Stored items from a collection:
::::
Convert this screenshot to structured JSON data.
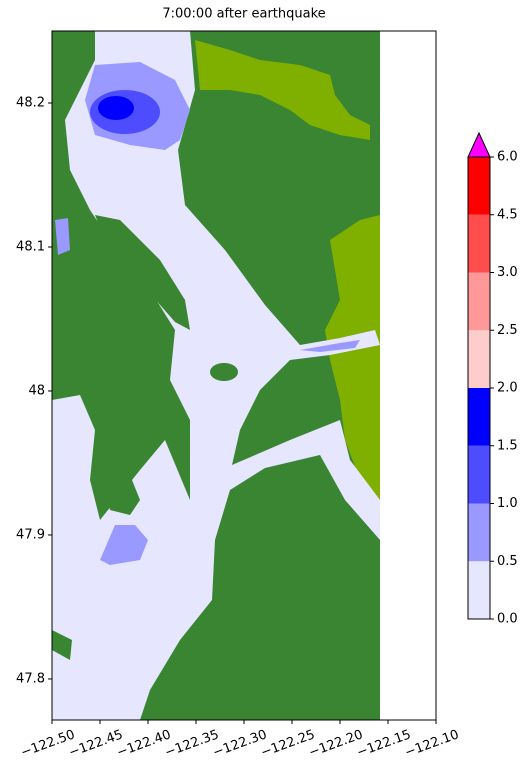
{
  "chart_data": {
    "type": "map",
    "title": "7:00:00 after earthquake",
    "xlim": [
      -122.5,
      -122.1
    ],
    "ylim": [
      47.7715,
      48.25
    ],
    "xticks": [
      {
        "value": -122.5,
        "label": "−122.50"
      },
      {
        "value": -122.45,
        "label": "−122.45"
      },
      {
        "value": -122.4,
        "label": "−122.40"
      },
      {
        "value": -122.35,
        "label": "−122.35"
      },
      {
        "value": -122.3,
        "label": "−122.30"
      },
      {
        "value": -122.25,
        "label": "−122.25"
      },
      {
        "value": -122.2,
        "label": "−122.20"
      },
      {
        "value": -122.15,
        "label": "−122.15"
      },
      {
        "value": -122.1,
        "label": "−122.10"
      }
    ],
    "yticks": [
      47.8,
      47.9,
      48.0,
      48.1,
      48.2
    ],
    "colorbar": {
      "levels": [
        {
          "value": 0,
          "label": "0.0"
        },
        0.5,
        {
          "value": 1,
          "label": "1.0"
        },
        1.5,
        {
          "value": 2,
          "label": "2.0"
        },
        2.5,
        {
          "value": 3,
          "label": "3.0"
        },
        4.5,
        {
          "value": 6,
          "label": "6.0"
        }
      ],
      "colors": [
        "#e6e6ff",
        "#9999ff",
        "#4d4dff",
        "#0000ff",
        "#ffcccc",
        "#ff9999",
        "#ff4d4d",
        "#ff0000"
      ],
      "extend_color": "#ff00ff"
    }
  }
}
::::
— WHAT IS EXPECTED —
Reproduce each line of the records exactly, and omit every picture.

— WRITTEN REPLY —
Convert this screenshot to structured JSON data.
{
  "chart_data": {
    "type": "map",
    "title": "7:00:00 after earthquake",
    "xlim": [
      -122.5,
      -122.1
    ],
    "ylim": [
      47.7715,
      48.25
    ],
    "xticks": [
      {
        "value": -122.5,
        "label": "−122.50"
      },
      {
        "value": -122.45,
        "label": "−122.45"
      },
      {
        "value": -122.4,
        "label": "−122.40"
      },
      {
        "value": -122.35,
        "label": "−122.35"
      },
      {
        "value": -122.3,
        "label": "−122.30"
      },
      {
        "value": -122.25,
        "label": "−122.25"
      },
      {
        "value": -122.2,
        "label": "−122.20"
      },
      {
        "value": -122.15,
        "label": "−122.15"
      },
      {
        "value": -122.1,
        "label": "−122.10"
      }
    ],
    "yticks": [
      47.8,
      47.9,
      48.0,
      48.1,
      48.2
    ],
    "colorbar": {
      "levels": [
        {
          "value": 0,
          "label": "0.0"
        },
        0.5,
        {
          "value": 1,
          "label": "1.0"
        },
        1.5,
        {
          "value": 2,
          "label": "2.0"
        },
        2.5,
        {
          "value": 3,
          "label": "3.0"
        },
        4.5,
        {
          "value": 6,
          "label": "6.0"
        }
      ],
      "colors": [
        "#e6e6ff",
        "#9999ff",
        "#4d4dff",
        "#0000ff",
        "#ffcccc",
        "#ff9999",
        "#ff4d4d",
        "#ff0000"
      ],
      "extend_color": "#ff00ff"
    }
  }
}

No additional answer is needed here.